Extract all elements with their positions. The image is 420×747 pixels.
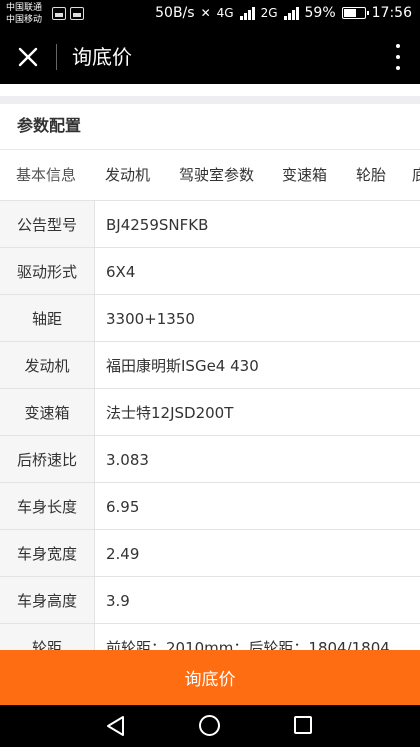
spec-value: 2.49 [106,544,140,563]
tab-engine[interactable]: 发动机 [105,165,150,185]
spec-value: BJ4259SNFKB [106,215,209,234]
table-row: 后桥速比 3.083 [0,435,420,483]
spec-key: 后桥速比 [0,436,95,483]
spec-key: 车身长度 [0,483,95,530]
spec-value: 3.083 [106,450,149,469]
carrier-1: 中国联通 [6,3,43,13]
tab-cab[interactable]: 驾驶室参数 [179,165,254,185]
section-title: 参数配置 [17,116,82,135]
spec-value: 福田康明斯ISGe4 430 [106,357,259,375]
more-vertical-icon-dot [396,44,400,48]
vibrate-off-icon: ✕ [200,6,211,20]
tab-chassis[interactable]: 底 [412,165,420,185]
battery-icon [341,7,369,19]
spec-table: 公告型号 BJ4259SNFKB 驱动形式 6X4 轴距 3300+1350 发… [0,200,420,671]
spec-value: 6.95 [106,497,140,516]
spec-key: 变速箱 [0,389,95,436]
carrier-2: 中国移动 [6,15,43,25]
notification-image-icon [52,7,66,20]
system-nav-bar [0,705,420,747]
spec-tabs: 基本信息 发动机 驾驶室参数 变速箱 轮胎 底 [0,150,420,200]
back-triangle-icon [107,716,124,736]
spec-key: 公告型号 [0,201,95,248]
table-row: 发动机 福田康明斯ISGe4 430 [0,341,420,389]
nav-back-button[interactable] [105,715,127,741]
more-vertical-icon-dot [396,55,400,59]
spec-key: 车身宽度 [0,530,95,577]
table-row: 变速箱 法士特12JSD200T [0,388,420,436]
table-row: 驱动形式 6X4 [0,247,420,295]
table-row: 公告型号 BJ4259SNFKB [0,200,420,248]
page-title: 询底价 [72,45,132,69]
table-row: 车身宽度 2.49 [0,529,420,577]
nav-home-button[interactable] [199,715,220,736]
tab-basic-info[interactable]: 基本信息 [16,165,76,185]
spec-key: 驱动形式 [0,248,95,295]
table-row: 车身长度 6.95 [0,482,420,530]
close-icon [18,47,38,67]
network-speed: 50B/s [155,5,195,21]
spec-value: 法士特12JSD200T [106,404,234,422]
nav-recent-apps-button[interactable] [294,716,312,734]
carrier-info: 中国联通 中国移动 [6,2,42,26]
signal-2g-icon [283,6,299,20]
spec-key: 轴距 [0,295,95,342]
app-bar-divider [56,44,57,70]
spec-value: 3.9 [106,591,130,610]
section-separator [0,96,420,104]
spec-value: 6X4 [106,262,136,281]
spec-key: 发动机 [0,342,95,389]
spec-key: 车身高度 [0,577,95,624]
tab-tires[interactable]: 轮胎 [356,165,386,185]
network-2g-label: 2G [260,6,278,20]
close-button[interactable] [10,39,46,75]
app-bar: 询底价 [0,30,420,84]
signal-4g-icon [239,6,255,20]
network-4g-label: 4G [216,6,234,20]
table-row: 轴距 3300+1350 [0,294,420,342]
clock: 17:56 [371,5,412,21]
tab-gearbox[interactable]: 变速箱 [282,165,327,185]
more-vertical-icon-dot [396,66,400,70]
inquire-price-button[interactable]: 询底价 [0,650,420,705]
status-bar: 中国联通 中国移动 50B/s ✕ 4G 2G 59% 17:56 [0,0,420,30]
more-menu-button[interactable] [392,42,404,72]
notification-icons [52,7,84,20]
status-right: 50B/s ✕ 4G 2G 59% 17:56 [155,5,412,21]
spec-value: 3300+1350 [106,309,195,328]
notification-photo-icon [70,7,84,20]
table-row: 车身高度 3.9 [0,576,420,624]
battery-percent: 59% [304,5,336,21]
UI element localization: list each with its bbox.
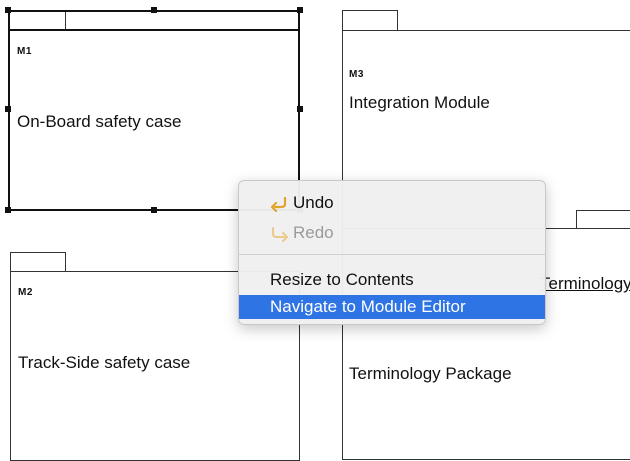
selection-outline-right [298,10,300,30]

> **Task**:
Can you repeat all of the records above verbatim, line by line, with the pictures left out?

> **Answer to the task**:
Extract all elements with their positions. The image is 420×747 pixels.
spec-value: 2.49 [106,544,140,563]
tab-engine[interactable]: 发动机 [105,165,150,185]
spec-value: BJ4259SNFKB [106,215,209,234]
table-row: 后桥速比 3.083 [0,435,420,483]
spec-key: 后桥速比 [0,436,95,483]
spec-key: 车身长度 [0,483,95,530]
spec-value: 3.083 [106,450,149,469]
carrier-1: 中国联通 [6,3,43,13]
tab-cab[interactable]: 驾驶室参数 [179,165,254,185]
section-title: 参数配置 [17,116,82,135]
spec-value: 福田康明斯ISGe4 430 [106,357,259,375]
more-vertical-icon-dot [396,44,400,48]
vibrate-off-icon: ✕ [200,6,211,20]
tab-chassis[interactable]: 底 [412,165,420,185]
battery-icon [341,7,369,19]
spec-table: 公告型号 BJ4259SNFKB 驱动形式 6X4 轴距 3300+1350 发… [0,200,420,671]
spec-value: 6.95 [106,497,140,516]
spec-key: 变速箱 [0,389,95,436]
carrier-2: 中国移动 [6,15,43,25]
notification-image-icon [52,7,66,20]
system-nav-bar [0,705,420,747]
spec-tabs: 基本信息 发动机 驾驶室参数 变速箱 轮胎 底 [0,150,420,200]
back-triangle-icon [107,716,124,736]
spec-key: 公告型号 [0,201,95,248]
table-row: 发动机 福田康明斯ISGe4 430 [0,341,420,389]
nav-back-button[interactable] [105,715,127,741]
more-vertical-icon-dot [396,55,400,59]
spec-key: 车身宽度 [0,530,95,577]
table-row: 变速箱 法士特12JSD200T [0,388,420,436]
table-row: 驱动形式 6X4 [0,247,420,295]
table-row: 公告型号 BJ4259SNFKB [0,200,420,248]
page-title: 询底价 [72,45,132,69]
table-row: 车身宽度 2.49 [0,529,420,577]
nav-home-button[interactable] [199,715,220,736]
tab-basic-info[interactable]: 基本信息 [16,165,76,185]
spec-key: 驱动形式 [0,248,95,295]
table-row: 车身长度 6.95 [0,482,420,530]
close-icon [18,47,38,67]
network-speed: 50B/s [155,5,195,21]
spec-value: 法士特12JSD200T [106,404,234,422]
nav-recent-apps-button[interactable] [294,716,312,734]
carrier-info: 中国联通 中国移动 [6,2,42,26]
signal-2g-icon [283,6,299,20]
spec-key: 轴距 [0,295,95,342]
app-bar-divider [56,44,57,70]
spec-value: 3.9 [106,591,130,610]
section-separator [0,96,420,104]
spec-value: 6X4 [106,262,136,281]
spec-key: 发动机 [0,342,95,389]
spec-key: 车身高度 [0,577,95,624]
tab-tires[interactable]: 轮胎 [356,165,386,185]
network-2g-label: 2G [260,6,278,20]
close-button[interactable] [10,39,46,75]
app-bar: 询底价 [0,30,420,84]
signal-4g-icon [239,6,255,20]
network-4g-label: 4G [216,6,234,20]
table-row: 轴距 3300+1350 [0,294,420,342]
clock: 17:56 [371,5,412,21]
tab-gearbox[interactable]: 变速箱 [282,165,327,185]
more-vertical-icon-dot [396,66,400,70]
inquire-price-button[interactable]: 询底价 [0,650,420,705]
status-bar: 中国联通 中国移动 50B/s ✕ 4G 2G 59% 17:56 [0,0,420,30]
more-menu-button[interactable] [392,42,404,72]
notification-icons [52,7,84,20]
status-right: 50B/s ✕ 4G 2G 59% 17:56 [155,5,412,21]
spec-value: 3300+1350 [106,309,195,328]
notification-photo-icon [70,7,84,20]
table-row: 车身高度 3.9 [0,576,420,624]
battery-percent: 59% [304,5,336,21]
UI element localization: list each with its bbox.
selection-outline-right [298,10,300,30]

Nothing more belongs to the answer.